#### [INPUT MATERIAL]

· · ·

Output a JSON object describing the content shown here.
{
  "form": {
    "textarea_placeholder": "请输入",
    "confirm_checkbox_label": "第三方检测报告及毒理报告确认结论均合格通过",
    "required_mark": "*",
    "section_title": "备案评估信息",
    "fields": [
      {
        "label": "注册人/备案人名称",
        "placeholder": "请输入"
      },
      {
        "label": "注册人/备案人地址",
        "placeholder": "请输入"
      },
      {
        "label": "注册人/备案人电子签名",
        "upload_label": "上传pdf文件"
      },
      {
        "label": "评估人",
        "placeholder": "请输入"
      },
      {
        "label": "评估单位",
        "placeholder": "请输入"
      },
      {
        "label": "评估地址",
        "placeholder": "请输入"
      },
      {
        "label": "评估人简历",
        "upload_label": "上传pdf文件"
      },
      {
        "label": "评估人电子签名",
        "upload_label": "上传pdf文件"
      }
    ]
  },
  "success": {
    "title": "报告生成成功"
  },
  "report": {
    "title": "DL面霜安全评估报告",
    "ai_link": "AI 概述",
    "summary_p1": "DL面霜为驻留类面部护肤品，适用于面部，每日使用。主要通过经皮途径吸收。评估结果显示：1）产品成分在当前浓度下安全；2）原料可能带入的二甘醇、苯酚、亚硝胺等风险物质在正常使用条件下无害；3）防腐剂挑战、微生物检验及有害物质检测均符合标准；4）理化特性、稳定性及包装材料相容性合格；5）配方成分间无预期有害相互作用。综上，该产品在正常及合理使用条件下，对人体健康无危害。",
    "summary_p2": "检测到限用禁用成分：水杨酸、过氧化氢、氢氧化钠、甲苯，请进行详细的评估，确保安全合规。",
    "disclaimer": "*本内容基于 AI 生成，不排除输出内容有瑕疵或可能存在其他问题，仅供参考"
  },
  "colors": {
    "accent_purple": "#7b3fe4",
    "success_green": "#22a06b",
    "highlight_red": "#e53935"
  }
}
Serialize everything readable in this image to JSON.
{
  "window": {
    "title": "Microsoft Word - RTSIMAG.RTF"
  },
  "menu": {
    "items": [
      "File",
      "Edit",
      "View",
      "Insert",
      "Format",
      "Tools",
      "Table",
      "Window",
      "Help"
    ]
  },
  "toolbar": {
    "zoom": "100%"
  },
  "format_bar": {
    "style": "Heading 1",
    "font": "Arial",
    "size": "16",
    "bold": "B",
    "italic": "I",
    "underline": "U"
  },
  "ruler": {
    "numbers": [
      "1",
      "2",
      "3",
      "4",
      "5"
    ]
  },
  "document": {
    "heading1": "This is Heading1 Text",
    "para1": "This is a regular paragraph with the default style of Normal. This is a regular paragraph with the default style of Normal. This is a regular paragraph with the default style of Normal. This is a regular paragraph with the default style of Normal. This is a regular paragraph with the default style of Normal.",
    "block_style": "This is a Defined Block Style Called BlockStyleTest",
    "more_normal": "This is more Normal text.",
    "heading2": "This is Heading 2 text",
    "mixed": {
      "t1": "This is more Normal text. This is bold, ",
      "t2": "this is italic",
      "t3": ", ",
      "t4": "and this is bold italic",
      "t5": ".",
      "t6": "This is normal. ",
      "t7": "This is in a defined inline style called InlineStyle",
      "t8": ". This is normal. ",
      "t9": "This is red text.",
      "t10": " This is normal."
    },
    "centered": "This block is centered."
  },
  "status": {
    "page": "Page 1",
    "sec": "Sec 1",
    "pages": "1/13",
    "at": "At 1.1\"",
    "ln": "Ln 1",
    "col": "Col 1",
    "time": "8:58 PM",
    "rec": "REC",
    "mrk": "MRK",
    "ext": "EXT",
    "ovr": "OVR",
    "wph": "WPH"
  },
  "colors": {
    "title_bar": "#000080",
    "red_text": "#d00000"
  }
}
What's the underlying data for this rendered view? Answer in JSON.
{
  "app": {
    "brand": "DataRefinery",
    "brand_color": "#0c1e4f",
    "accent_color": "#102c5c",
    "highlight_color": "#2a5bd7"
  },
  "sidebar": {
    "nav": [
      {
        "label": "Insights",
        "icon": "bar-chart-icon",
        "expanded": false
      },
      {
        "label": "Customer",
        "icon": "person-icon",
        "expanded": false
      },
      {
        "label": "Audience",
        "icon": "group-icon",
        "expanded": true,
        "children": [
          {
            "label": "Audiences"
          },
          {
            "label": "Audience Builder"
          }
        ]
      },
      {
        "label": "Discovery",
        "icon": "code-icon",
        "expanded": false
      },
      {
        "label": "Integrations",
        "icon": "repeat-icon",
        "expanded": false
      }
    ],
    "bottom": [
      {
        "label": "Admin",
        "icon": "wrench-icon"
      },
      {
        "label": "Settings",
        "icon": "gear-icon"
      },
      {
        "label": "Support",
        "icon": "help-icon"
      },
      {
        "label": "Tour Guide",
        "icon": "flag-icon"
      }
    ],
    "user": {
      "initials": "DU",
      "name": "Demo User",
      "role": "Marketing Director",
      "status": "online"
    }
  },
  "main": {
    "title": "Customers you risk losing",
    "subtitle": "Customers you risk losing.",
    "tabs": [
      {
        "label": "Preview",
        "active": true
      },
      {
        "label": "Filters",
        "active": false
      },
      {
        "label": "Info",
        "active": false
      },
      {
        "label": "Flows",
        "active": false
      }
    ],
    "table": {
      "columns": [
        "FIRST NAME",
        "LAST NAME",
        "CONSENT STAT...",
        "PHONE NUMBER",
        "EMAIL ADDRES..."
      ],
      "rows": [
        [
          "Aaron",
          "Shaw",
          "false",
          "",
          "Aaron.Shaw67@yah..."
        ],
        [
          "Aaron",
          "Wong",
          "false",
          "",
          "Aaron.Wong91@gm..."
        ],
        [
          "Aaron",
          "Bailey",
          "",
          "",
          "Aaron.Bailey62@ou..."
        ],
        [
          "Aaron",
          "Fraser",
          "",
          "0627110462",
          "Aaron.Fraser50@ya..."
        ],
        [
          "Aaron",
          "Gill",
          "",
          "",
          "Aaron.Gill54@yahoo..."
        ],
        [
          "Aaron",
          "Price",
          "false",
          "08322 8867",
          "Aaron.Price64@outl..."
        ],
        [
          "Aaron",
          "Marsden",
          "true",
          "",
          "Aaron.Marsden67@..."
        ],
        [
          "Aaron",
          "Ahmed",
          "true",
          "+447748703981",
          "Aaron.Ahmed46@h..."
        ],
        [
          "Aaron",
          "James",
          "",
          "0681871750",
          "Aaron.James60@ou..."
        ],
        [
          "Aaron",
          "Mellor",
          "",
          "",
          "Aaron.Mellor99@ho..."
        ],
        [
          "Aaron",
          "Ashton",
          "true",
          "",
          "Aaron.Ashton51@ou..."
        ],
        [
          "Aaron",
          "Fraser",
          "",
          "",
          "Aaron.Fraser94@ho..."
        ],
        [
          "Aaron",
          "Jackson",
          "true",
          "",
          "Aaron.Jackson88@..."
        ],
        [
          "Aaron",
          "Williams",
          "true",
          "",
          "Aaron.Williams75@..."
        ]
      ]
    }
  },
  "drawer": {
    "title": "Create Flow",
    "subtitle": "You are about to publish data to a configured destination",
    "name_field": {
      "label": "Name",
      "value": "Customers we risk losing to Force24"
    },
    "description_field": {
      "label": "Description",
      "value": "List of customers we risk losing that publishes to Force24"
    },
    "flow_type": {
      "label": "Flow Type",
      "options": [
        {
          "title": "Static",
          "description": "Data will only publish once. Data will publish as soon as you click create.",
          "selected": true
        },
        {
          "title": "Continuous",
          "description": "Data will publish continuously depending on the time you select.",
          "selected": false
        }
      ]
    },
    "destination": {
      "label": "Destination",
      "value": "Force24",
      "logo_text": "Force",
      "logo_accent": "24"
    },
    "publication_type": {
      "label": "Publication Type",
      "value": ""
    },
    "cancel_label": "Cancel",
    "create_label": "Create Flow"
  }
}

· · ·

#### [WRITTEN TASK]
Hand back the material above in full, exactly as written.

#### [RESULT OF THE EXERCISE]
Output a JSON object describing the content shown here.
{
  "form": {
    "textarea_placeholder": "请输入",
    "confirm_checkbox_label": "第三方检测报告及毒理报告确认结论均合格通过",
    "required_mark": "*",
    "section_title": "备案评估信息",
    "fields": [
      {
        "label": "注册人/备案人名称",
        "placeholder": "请输入"
      },
      {
        "label": "注册人/备案人地址",
        "placeholder": "请输入"
      },
      {
        "label": "注册人/备案人电子签名",
        "upload_label": "上传pdf文件"
      },
      {
        "label": "评估人",
        "placeholder": "请输入"
      },
      {
        "label": "评估单位",
        "placeholder": "请输入"
      },
      {
        "label": "评估地址",
        "placeholder": "请输入"
      },
      {
        "label": "评估人简历",
        "upload_label": "上传pdf文件"
      },
      {
        "label": "评估人电子签名",
        "upload_label": "上传pdf文件"
      }
    ]
  },
  "success": {
    "title": "报告生成成功"
  },
  "report": {
    "title": "DL面霜安全评估报告",
    "ai_link": "AI 概述",
    "summary_p1": "DL面霜为驻留类面部护肤品，适用于面部，每日使用。主要通过经皮途径吸收。评估结果显示：1）产品成分在当前浓度下安全；2）原料可能带入的二甘醇、苯酚、亚硝胺等风险物质在正常使用条件下无害；3）防腐剂挑战、微生物检验及有害物质检测均符合标准；4）理化特性、稳定性及包装材料相容性合格；5）配方成分间无预期有害相互作用。综上，该产品在正常及合理使用条件下，对人体健康无危害。",
    "summary_p2": "检测到限用禁用成分：水杨酸、过氧化氢、氢氧化钠、甲苯，请进行详细的评估，确保安全合规。",
    "disclaimer": "*本内容基于 AI 生成，不排除输出内容有瑕疵或可能存在其他问题，仅供参考"
  },
  "colors": {
    "accent_purple": "#7b3fe4",
    "success_green": "#22a06b",
    "highlight_red": "#e53935"
  }
}
Serialize everything readable in this image to JSON.
{
  "window": {
    "title": "Microsoft Word - RTSIMAG.RTF"
  },
  "menu": {
    "items": [
      "File",
      "Edit",
      "View",
      "Insert",
      "Format",
      "Tools",
      "Table",
      "Window",
      "Help"
    ]
  },
  "toolbar": {
    "zoom": "100%"
  },
  "format_bar": {
    "style": "Heading 1",
    "font": "Arial",
    "size": "16",
    "bold": "B",
    "italic": "I",
    "underline": "U"
  },
  "ruler": {
    "numbers": [
      "1",
      "2",
      "3",
      "4",
      "5"
    ]
  },
  "document": {
    "heading1": "This is Heading1 Text",
    "para1": "This is a regular paragraph with the default style of Normal. This is a regular paragraph with the default style of Normal. This is a regular paragraph with the default style of Normal. This is a regular paragraph with the default style of Normal. This is a regular paragraph with the default style of Normal.",
    "block_style": "This is a Defined Block Style Called BlockStyleTest",
    "more_normal": "This is more Normal text.",
    "heading2": "This is Heading 2 text",
    "mixed": {
      "t1": "This is more Normal text. This is bold, ",
      "t2": "this is italic",
      "t3": ", ",
      "t4": "and this is bold italic",
      "t5": ".",
      "t6": "This is normal. ",
      "t7": "This is in a defined inline style called InlineStyle",
      "t8": ". This is normal. ",
      "t9": "This is red text.",
      "t10": " This is normal."
    },
    "centered": "This block is centered."
  },
  "status": {
    "page": "Page 1",
    "sec": "Sec 1",
    "pages": "1/13",
    "at": "At 1.1\"",
    "ln": "Ln 1",
    "col": "Col 1",
    "time": "8:58 PM",
    "rec": "REC",
    "mrk": "MRK",
    "ext": "EXT",
    "ovr": "OVR",
    "wph": "WPH"
  },
  "colors": {
    "title_bar": "#000080",
    "red_text": "#d00000"
  }
}
What's the underlying data for this rendered view? Answer in JSON.
{
  "app": {
    "brand": "DataRefinery",
    "brand_color": "#0c1e4f",
    "accent_color": "#102c5c",
    "highlight_color": "#2a5bd7"
  },
  "sidebar": {
    "nav": [
      {
        "label": "Insights",
        "icon": "bar-chart-icon",
        "expanded": false
      },
      {
        "label": "Customer",
        "icon": "person-icon",
        "expanded": false
      },
      {
        "label": "Audience",
        "icon": "group-icon",
        "expanded": true,
        "children": [
          {
            "label": "Audiences"
          },
          {
            "label": "Audience Builder"
          }
        ]
      },
      {
        "label": "Discovery",
        "icon": "code-icon",
        "expanded": false
      },
      {
        "label": "Integrations",
        "icon": "repeat-icon",
        "expanded": false
      }
    ],
    "bottom": [
      {
        "label": "Admin",
        "icon": "wrench-icon"
      },
      {
        "label": "Settings",
        "icon": "gear-icon"
      },
      {
        "label": "Support",
        "icon": "help-icon"
      },
      {
        "label": "Tour Guide",
        "icon": "flag-icon"
      }
    ],
    "user": {
      "initials": "DU",
      "name": "Demo User",
      "role": "Marketing Director",
      "status": "online"
    }
  },
  "main": {
    "title": "Customers you risk losing",
    "subtitle": "Customers you risk losing.",
    "tabs": [
      {
        "label": "Preview",
        "active": true
      },
      {
        "label": "Filters",
        "active": false
      },
      {
        "label": "Info",
        "active": false
      },
      {
        "label": "Flows",
        "active": false
      }
    ],
    "table": {
      "columns": [
        "FIRST NAME",
        "LAST NAME",
        "CONSENT STAT...",
        "PHONE NUMBER",
        "EMAIL ADDRES..."
      ],
      "rows": [
        [
          "Aaron",
          "Shaw",
          "false",
          "",
          "Aaron.Shaw67@yah..."
        ],
        [
          "Aaron",
          "Wong",
          "false",
          "",
          "Aaron.Wong91@gm..."
        ],
        [
          "Aaron",
          "Bailey",
          "",
          "",
          "Aaron.Bailey62@ou..."
        ],
        [
          "Aaron",
          "Fraser",
          "",
          "0627110462",
          "Aaron.Fraser50@ya..."
        ],
        [
          "Aaron",
          "Gill",
          "",
          "",
          "Aaron.Gill54@yahoo..."
        ],
        [
          "Aaron",
          "Price",
          "false",
          "08322 8867",
          "Aaron.Price64@outl..."
        ],
        [
          "Aaron",
          "Marsden",
          "true",
          "",
          "Aaron.Marsden67@..."
        ],
        [
          "Aaron",
          "Ahmed",
          "true",
          "+447748703981",
          "Aaron.Ahmed46@h..."
        ],
        [
          "Aaron",
          "James",
          "",
          "0681871750",
          "Aaron.James60@ou..."
        ],
        [
          "Aaron",
          "Mellor",
          "",
          "",
          "Aaron.Mellor99@ho..."
        ],
        [
          "Aaron",
          "Ashton",
          "true",
          "",
          "Aaron.Ashton51@ou..."
        ],
        [
          "Aaron",
          "Fraser",
          "",
          "",
          "Aaron.Fraser94@ho..."
        ],
        [
          "Aaron",
          "Jackson",
          "true",
          "",
          "Aaron.Jackson88@..."
        ],
        [
          "Aaron",
          "Williams",
          "true",
          "",
          "Aaron.Williams75@..."
        ]
      ]
    }
  },
  "drawer": {
    "title": "Create Flow",
    "subtitle": "You are about to publish data to a configured destination",
    "name_field": {
      "label": "Name",
      "value": "Customers we risk losing to Force24"
    },
    "description_field": {
      "label": "Description",
      "value": "List of customers we risk losing that publishes to Force24"
    },
    "flow_type": {
      "label": "Flow Type",
      "options": [
        {
          "title": "Static",
          "description": "Data will only publish once. Data will publish as soon as you click create.",
          "selected": true
        },
        {
          "title": "Continuous",
          "description": "Data will publish continuously depending on the time you select.",
          "selected": false
        }
      ]
    },
    "destination": {
      "label": "Destination",
      "value": "Force24",
      "logo_text": "Force",
      "logo_accent": "24"
    },
    "publication_type": {
      "label": "Publication Type",
      "value": ""
    },
    "cancel_label": "Cancel",
    "create_label": "Create Flow"
  }
}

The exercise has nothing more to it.